Reproduce the passage below about Brandon O'Neill, starting with "On 3 May 2012" and going on through "13 December 2016.".

-- Start SOURCE PASSAGE --

Brandon O'Neill (born 12 April 1994) is an Australian professional soccer player who plays as a defensive midfielder for Newcastle Jets in the A-League.

Club career

Perth Glory
Born in Perth, Western Australia, O'Neill signed a youth contract with A-League club Perth Glory in 2010 and then re-signed again in 2011. He made his professional debut in the 2011–12 A-League season on 18 March 2012 in a round 26 clash against Gold Coast United at the Robina Stadium.

On 3 May 2012 it was announced he had signed a two-year senior contract with Perth Glory

Sydney FC
On 25 May 2015, O'Neill signed a two-year contract with Sydney FC.

O'Neill scored his first A-League goal in the Sydney Derby on Saturday 8 October 2016 by bending a free kick around the wall from just outside the penalty area into the top right corner. He scored his second goal of the season, also from a free kick against Melbourne City on Friday 24 February 2017 by curling the ball over the wall and into the top corner.

Following performances which made him a key member of the starting squad, Sydney FC re-signed O'Neill for another two years on 13 December 2016.

On 26 March 2017, O'Neill scored his third goal for Sydney FC away at Perth Glory, with a low and hard shot from outside the box, as the Sky Blues ran out 3–0 winners and secured the premiers plate.

-- End SOURCE PASSAGE --
-- Start GIVEN INFORMATION --

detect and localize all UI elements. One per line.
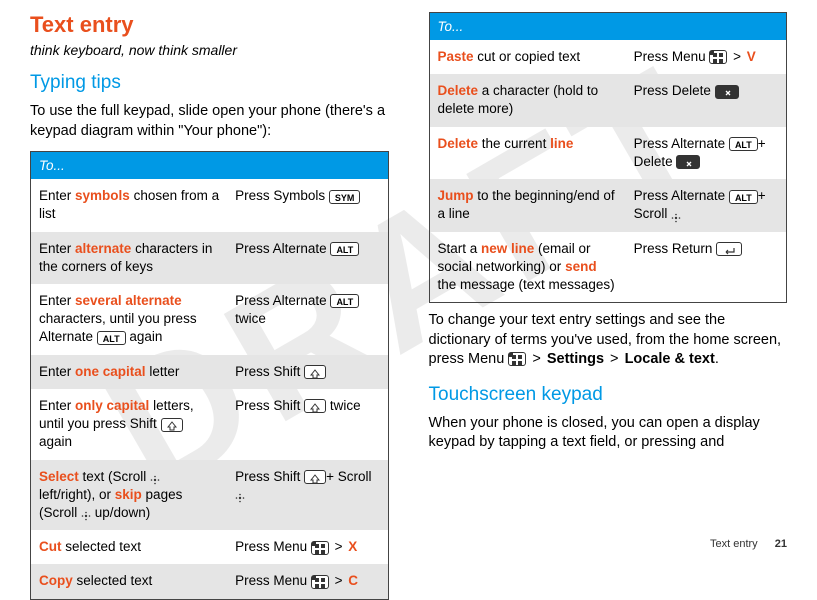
table-row: Enter only capital letters, until you pr… — [31, 389, 389, 460]
menu-icon — [709, 50, 727, 64]
shift-key-icon — [304, 365, 326, 379]
shortcuts-table-right: To... Paste cut or copied textPress Menu… — [429, 12, 788, 303]
page-title: Text entry — [30, 12, 389, 38]
table-row: Jump to the beginning/end of a linePress… — [429, 179, 787, 231]
alt-key-icon: ALT — [729, 190, 758, 204]
shift-key-icon — [304, 399, 326, 413]
alt-key-icon: ALT — [330, 242, 359, 256]
shortcuts-table-left: To... Enter symbols chosen from a listPr… — [30, 151, 389, 600]
menu-icon — [311, 541, 329, 555]
typing-tips-paragraph: To use the full keypad, slide open your … — [30, 102, 389, 141]
menu-icon — [508, 352, 526, 366]
right-column: To... Paste cut or copied textPress Menu… — [429, 6, 788, 600]
table-row: Enter alternate characters in the corner… — [31, 232, 389, 284]
table-header: To... — [429, 13, 787, 41]
table-row: Copy selected textPress Menu > C — [31, 564, 389, 599]
change-settings-paragraph: To change your text entry settings and s… — [429, 311, 788, 370]
table-row: Enter several alternate characters, unti… — [31, 284, 389, 355]
shift-key-icon — [161, 418, 183, 432]
touchscreen-keypad-paragraph: When your phone is closed, you can open … — [429, 414, 788, 453]
table-row: Select text (Scroll left/right), or skip… — [31, 460, 389, 531]
typing-tips-heading: Typing tips — [30, 72, 389, 94]
alt-key-icon: ALT — [729, 137, 758, 151]
scroll-icon — [235, 490, 245, 500]
table-row: Delete a character (hold to delete more)… — [429, 74, 787, 126]
table-row: Delete the current linePress Alternate A… — [429, 127, 787, 179]
shift-key-icon — [304, 470, 326, 484]
touchscreen-keypad-heading: Touchscreen keypad — [429, 384, 788, 406]
table-row: Paste cut or copied textPress Menu > V — [429, 40, 787, 74]
alt-key-icon: ALT — [97, 331, 126, 345]
delete-key-icon — [715, 85, 739, 99]
scroll-icon — [671, 210, 681, 220]
table-row: Enter one capital letterPress Shift — [31, 355, 389, 389]
page-subtitle: think keyboard, now think smaller — [30, 42, 389, 58]
table-row: Start a new line (email or social networ… — [429, 232, 787, 303]
delete-key-icon — [676, 155, 700, 169]
menu-icon — [311, 575, 329, 589]
sym-key-icon: SYM — [329, 190, 361, 204]
return-key-icon — [716, 242, 742, 256]
table-row: Cut selected textPress Menu > X — [31, 530, 389, 564]
table-row: Enter symbols chosen from a listPress Sy… — [31, 179, 389, 231]
left-column: Text entry think keyboard, now think sma… — [30, 6, 389, 600]
scroll-icon — [150, 472, 160, 482]
alt-key-icon: ALT — [330, 294, 359, 308]
scroll-icon — [81, 508, 91, 518]
table-header: To... — [31, 152, 389, 180]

-- End GIVEN INFORMATION --

§ EXERCISE OUTPUT
On 3 May 2012 it was announced he had signed a two-year senior contract with Perth Glory

Sydney FC
On 25 May 2015, O'Neill signed a two-year contract with Sydney FC.

O'Neill scored his first A-League goal in the Sydney Derby on Saturday 8 October 2016 by bending a free kick around the wall from just outside the penalty area into the top right corner. He scored his second goal of the season, also from a free kick against Melbourne City on Friday 24 February 2017 by curling the ball over the wall and into the top corner.

Following performances which made him a key member of the starting squad, Sydney FC re-signed O'Neill for another two years on 13 December 2016.